-- Input rows --
>> START
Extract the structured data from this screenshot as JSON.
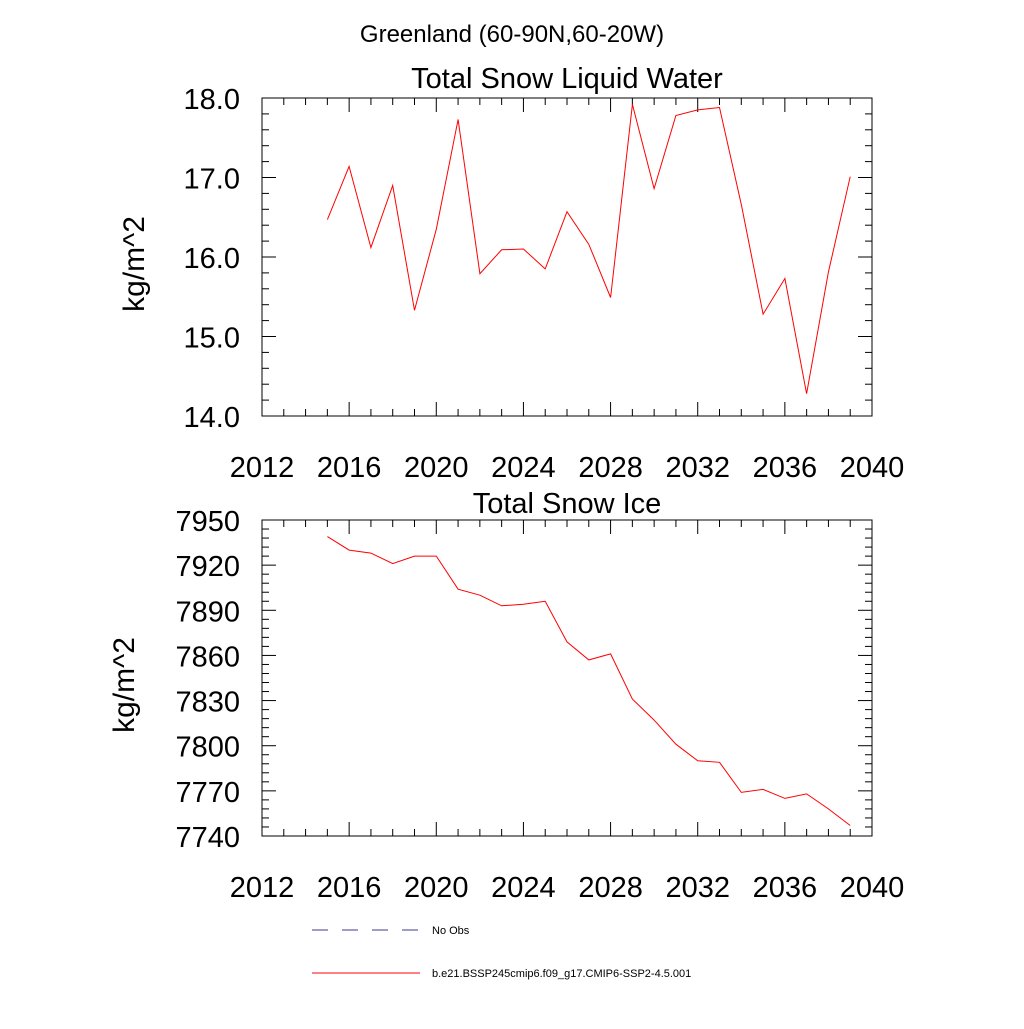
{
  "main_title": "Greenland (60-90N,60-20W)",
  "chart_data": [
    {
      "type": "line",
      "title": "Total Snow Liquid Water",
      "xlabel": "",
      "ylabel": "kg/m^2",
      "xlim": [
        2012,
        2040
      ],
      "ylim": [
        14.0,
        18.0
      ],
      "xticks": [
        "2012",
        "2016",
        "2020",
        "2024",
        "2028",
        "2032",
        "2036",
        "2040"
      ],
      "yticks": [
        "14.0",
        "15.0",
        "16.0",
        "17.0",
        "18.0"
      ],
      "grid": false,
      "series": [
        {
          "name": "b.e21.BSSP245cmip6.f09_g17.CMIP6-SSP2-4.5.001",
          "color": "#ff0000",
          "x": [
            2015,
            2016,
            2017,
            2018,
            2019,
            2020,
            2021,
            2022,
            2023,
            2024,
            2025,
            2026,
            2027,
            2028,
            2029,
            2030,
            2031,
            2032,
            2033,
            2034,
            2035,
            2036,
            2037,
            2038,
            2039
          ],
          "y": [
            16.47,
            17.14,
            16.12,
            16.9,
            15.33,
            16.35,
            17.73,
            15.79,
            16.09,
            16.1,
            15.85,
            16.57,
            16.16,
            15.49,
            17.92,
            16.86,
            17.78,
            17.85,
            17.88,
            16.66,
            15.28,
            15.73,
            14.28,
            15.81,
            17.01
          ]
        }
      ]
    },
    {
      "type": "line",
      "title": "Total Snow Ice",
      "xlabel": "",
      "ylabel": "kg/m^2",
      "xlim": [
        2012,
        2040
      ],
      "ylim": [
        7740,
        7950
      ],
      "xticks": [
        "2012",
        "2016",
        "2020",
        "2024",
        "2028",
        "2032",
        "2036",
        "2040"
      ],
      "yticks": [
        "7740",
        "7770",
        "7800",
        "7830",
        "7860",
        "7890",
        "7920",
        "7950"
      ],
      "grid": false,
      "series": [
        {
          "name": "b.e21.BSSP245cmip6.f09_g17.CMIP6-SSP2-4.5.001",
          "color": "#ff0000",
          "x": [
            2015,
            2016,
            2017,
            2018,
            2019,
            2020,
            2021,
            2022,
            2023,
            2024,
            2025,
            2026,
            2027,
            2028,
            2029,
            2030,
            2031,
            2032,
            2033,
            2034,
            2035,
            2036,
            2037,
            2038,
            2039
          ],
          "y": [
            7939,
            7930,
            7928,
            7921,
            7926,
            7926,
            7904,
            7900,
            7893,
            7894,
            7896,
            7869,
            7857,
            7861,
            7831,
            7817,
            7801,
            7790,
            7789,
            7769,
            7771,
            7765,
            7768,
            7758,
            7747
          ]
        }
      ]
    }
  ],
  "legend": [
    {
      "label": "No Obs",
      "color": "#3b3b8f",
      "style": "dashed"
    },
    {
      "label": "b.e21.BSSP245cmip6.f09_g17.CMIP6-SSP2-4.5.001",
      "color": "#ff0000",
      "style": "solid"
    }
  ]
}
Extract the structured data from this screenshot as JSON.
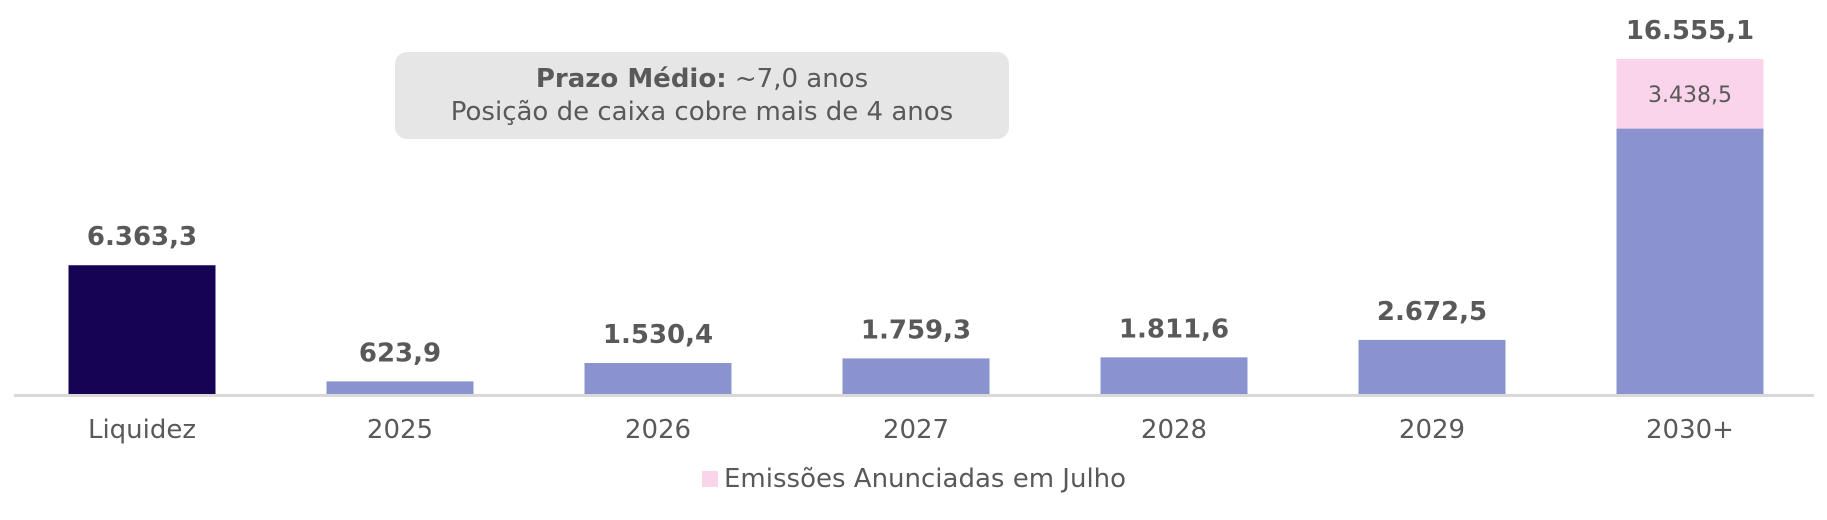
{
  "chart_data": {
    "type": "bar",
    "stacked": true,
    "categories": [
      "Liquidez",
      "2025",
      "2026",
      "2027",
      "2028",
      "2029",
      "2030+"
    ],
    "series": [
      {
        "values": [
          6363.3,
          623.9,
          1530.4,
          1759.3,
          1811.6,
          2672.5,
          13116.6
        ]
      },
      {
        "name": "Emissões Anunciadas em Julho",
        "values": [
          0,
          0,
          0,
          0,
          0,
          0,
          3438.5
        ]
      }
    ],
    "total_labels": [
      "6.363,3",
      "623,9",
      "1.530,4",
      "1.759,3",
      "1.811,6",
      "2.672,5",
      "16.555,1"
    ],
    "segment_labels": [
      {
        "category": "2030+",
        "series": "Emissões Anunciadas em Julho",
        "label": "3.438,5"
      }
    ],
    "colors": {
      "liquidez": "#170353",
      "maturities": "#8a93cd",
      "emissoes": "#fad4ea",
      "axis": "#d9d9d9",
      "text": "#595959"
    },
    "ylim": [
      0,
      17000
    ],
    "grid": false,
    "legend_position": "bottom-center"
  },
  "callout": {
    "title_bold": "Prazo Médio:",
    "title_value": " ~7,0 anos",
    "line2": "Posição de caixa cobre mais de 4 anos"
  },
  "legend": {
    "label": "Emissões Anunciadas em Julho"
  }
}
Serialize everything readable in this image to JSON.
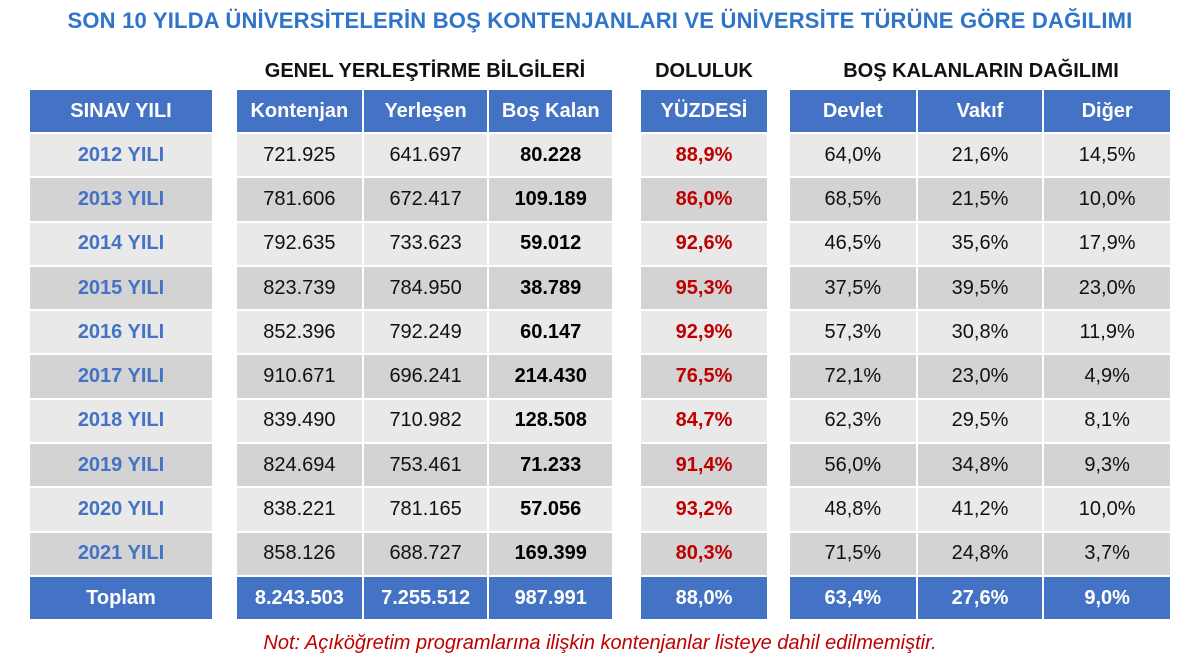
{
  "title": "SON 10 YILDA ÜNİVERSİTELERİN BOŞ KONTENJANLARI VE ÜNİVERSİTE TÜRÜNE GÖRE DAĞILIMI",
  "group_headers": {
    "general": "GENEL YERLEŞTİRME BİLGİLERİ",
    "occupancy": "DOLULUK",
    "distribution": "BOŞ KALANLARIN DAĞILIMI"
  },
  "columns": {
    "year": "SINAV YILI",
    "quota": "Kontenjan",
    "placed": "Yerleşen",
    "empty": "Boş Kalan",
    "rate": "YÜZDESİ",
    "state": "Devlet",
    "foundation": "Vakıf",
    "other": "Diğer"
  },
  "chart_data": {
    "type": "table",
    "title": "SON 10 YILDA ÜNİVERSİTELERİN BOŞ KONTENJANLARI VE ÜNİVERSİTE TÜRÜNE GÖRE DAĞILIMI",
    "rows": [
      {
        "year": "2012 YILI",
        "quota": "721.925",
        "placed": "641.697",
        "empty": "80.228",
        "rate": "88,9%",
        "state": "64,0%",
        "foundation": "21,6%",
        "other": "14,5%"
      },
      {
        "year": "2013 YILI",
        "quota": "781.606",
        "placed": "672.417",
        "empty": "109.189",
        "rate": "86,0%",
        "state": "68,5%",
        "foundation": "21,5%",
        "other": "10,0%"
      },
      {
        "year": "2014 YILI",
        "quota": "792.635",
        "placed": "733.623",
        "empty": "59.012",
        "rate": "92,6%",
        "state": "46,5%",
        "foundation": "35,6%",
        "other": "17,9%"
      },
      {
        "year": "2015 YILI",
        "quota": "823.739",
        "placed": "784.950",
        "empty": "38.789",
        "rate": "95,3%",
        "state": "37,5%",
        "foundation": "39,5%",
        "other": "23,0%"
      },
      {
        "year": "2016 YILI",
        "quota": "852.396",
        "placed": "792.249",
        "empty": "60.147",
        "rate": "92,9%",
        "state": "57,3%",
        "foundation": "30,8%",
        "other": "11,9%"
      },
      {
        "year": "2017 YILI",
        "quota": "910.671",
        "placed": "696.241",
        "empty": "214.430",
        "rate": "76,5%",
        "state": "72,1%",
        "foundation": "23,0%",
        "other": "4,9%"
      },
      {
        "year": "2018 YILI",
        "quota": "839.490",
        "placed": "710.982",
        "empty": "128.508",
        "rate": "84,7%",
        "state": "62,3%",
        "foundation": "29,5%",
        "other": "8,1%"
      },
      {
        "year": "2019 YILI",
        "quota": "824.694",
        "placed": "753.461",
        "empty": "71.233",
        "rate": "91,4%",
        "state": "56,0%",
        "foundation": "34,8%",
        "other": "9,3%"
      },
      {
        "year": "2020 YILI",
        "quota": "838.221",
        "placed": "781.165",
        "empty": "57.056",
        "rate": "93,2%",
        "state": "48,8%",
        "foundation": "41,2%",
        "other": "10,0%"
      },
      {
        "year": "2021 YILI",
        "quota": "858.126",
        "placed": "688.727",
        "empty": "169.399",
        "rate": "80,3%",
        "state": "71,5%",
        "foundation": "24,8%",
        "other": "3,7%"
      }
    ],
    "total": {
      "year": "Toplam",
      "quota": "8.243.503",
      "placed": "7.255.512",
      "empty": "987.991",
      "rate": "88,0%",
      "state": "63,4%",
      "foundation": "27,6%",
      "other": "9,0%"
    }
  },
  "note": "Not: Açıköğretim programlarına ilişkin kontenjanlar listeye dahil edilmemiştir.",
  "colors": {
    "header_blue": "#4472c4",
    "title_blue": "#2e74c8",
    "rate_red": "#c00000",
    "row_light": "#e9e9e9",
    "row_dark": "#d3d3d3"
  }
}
>> END
-- Problem requirements --
Pick out each line above that includes "ÜNİVERSİTELERİN" and show it.

-- Finished task --
  "title": "SON 10 YILDA ÜNİVERSİTELERİN BOŞ KONTENJANLARI VE ÜNİVERSİTE TÜRÜNE GÖRE DAĞILIMI",
    "title": "SON 10 YILDA ÜNİVERSİTELERİN BOŞ KONTENJANLARI VE ÜNİVERSİTE TÜRÜNE GÖRE DAĞILIMI",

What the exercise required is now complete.